● GIVEN INSTRUCTION
Gather all lines with the word "label" in them.

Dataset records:
»»
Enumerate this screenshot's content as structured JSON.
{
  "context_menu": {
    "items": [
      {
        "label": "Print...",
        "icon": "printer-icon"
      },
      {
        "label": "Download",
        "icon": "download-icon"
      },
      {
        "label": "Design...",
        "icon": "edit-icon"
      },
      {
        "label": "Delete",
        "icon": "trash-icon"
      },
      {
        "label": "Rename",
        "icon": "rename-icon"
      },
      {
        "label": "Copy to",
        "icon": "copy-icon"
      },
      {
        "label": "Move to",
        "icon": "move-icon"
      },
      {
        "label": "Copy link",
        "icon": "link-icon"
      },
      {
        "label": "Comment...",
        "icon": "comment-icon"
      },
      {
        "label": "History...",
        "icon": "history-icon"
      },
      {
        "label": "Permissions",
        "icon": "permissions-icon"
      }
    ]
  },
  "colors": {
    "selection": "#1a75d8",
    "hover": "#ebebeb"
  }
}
««
● RESULT
        "label": "Print...",
        "label": "Download",
        "label": "Design...",
        "label": "Delete",
        "label": "Rename",
        "label": "Copy to",
        "label": "Move to",
        "label": "Copy link",
        "label": "Comment...",
        "label": "History...",
        "label": "Permissions",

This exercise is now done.